Exactly reproduce each entry, leaving out nothing.
☆ ☆ ☆ ☆ ☆ ☆ ☆
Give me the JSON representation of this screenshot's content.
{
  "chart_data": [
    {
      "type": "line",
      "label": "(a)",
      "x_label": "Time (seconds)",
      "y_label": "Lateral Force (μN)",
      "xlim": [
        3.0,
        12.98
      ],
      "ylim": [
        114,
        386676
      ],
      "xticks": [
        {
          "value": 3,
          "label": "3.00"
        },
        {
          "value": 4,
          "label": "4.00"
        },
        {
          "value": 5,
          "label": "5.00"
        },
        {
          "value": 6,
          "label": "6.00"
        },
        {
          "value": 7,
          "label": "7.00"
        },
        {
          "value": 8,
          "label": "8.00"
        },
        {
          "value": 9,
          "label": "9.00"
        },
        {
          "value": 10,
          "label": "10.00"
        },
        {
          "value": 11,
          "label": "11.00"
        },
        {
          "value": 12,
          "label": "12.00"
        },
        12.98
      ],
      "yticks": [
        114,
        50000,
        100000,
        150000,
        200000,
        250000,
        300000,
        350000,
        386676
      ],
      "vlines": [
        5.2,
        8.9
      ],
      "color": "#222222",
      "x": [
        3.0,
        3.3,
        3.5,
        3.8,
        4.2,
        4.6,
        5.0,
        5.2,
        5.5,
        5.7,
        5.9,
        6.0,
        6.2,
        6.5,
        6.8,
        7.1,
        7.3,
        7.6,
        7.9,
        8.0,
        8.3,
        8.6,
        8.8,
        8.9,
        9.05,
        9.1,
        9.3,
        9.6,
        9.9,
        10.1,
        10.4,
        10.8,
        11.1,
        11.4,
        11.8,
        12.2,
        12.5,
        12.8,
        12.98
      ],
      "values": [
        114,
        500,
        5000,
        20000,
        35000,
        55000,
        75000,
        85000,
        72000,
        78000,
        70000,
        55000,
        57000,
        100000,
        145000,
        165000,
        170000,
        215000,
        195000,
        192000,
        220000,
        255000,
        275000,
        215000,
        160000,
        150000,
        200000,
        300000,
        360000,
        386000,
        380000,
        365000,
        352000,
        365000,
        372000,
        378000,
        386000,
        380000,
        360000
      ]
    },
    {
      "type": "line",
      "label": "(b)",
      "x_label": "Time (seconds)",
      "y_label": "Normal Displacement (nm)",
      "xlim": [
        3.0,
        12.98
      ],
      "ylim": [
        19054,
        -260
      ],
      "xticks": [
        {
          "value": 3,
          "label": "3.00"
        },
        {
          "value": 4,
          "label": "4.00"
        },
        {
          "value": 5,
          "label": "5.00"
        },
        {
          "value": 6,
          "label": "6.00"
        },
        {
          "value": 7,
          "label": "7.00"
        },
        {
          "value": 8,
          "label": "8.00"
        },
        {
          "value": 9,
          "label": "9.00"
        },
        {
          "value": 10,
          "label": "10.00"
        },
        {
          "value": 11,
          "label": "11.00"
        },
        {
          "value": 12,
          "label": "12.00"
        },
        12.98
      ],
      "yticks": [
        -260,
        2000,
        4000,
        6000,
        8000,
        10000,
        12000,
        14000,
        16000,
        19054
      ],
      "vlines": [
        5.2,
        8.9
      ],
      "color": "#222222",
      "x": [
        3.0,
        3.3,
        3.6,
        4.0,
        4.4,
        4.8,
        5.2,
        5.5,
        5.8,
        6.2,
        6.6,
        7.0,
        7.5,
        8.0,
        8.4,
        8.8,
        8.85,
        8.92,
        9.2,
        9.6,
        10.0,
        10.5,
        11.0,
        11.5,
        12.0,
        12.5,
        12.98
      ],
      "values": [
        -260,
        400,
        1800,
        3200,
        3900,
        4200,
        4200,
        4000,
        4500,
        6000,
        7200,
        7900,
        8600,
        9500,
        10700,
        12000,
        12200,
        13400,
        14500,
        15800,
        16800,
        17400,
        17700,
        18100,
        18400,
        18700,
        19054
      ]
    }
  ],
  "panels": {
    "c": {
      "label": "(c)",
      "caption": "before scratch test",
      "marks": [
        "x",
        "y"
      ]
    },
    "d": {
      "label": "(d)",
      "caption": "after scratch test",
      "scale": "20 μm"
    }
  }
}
☆ ☆ ☆ ☆ ☆ ☆ ☆
### OUTPUT OF THE TASK:
Give me the JSON representation of this screenshot's content.
{
  "chart_data": [
    {
      "type": "line",
      "label": "(a)",
      "x_label": "Time (seconds)",
      "y_label": "Lateral Force (μN)",
      "xlim": [
        3.0,
        12.98
      ],
      "ylim": [
        114,
        386676
      ],
      "xticks": [
        {
          "value": 3,
          "label": "3.00"
        },
        {
          "value": 4,
          "label": "4.00"
        },
        {
          "value": 5,
          "label": "5.00"
        },
        {
          "value": 6,
          "label": "6.00"
        },
        {
          "value": 7,
          "label": "7.00"
        },
        {
          "value": 8,
          "label": "8.00"
        },
        {
          "value": 9,
          "label": "9.00"
        },
        {
          "value": 10,
          "label": "10.00"
        },
        {
          "value": 11,
          "label": "11.00"
        },
        {
          "value": 12,
          "label": "12.00"
        },
        12.98
      ],
      "yticks": [
        114,
        50000,
        100000,
        150000,
        200000,
        250000,
        300000,
        350000,
        386676
      ],
      "vlines": [
        5.2,
        8.9
      ],
      "color": "#222222",
      "x": [
        3.0,
        3.3,
        3.5,
        3.8,
        4.2,
        4.6,
        5.0,
        5.2,
        5.5,
        5.7,
        5.9,
        6.0,
        6.2,
        6.5,
        6.8,
        7.1,
        7.3,
        7.6,
        7.9,
        8.0,
        8.3,
        8.6,
        8.8,
        8.9,
        9.05,
        9.1,
        9.3,
        9.6,
        9.9,
        10.1,
        10.4,
        10.8,
        11.1,
        11.4,
        11.8,
        12.2,
        12.5,
        12.8,
        12.98
      ],
      "values": [
        114,
        500,
        5000,
        20000,
        35000,
        55000,
        75000,
        85000,
        72000,
        78000,
        70000,
        55000,
        57000,
        100000,
        145000,
        165000,
        170000,
        215000,
        195000,
        192000,
        220000,
        255000,
        275000,
        215000,
        160000,
        150000,
        200000,
        300000,
        360000,
        386000,
        380000,
        365000,
        352000,
        365000,
        372000,
        378000,
        386000,
        380000,
        360000
      ]
    },
    {
      "type": "line",
      "label": "(b)",
      "x_label": "Time (seconds)",
      "y_label": "Normal Displacement (nm)",
      "xlim": [
        3.0,
        12.98
      ],
      "ylim": [
        19054,
        -260
      ],
      "xticks": [
        {
          "value": 3,
          "label": "3.00"
        },
        {
          "value": 4,
          "label": "4.00"
        },
        {
          "value": 5,
          "label": "5.00"
        },
        {
          "value": 6,
          "label": "6.00"
        },
        {
          "value": 7,
          "label": "7.00"
        },
        {
          "value": 8,
          "label": "8.00"
        },
        {
          "value": 9,
          "label": "9.00"
        },
        {
          "value": 10,
          "label": "10.00"
        },
        {
          "value": 11,
          "label": "11.00"
        },
        {
          "value": 12,
          "label": "12.00"
        },
        12.98
      ],
      "yticks": [
        -260,
        2000,
        4000,
        6000,
        8000,
        10000,
        12000,
        14000,
        16000,
        19054
      ],
      "vlines": [
        5.2,
        8.9
      ],
      "color": "#222222",
      "x": [
        3.0,
        3.3,
        3.6,
        4.0,
        4.4,
        4.8,
        5.2,
        5.5,
        5.8,
        6.2,
        6.6,
        7.0,
        7.5,
        8.0,
        8.4,
        8.8,
        8.85,
        8.92,
        9.2,
        9.6,
        10.0,
        10.5,
        11.0,
        11.5,
        12.0,
        12.5,
        12.98
      ],
      "values": [
        -260,
        400,
        1800,
        3200,
        3900,
        4200,
        4200,
        4000,
        4500,
        6000,
        7200,
        7900,
        8600,
        9500,
        10700,
        12000,
        12200,
        13400,
        14500,
        15800,
        16800,
        17400,
        17700,
        18100,
        18400,
        18700,
        19054
      ]
    }
  ],
  "panels": {
    "c": {
      "label": "(c)",
      "caption": "before scratch test",
      "marks": [
        "x",
        "y"
      ]
    },
    "d": {
      "label": "(d)",
      "caption": "after scratch test",
      "scale": "20 μm"
    }
  }
}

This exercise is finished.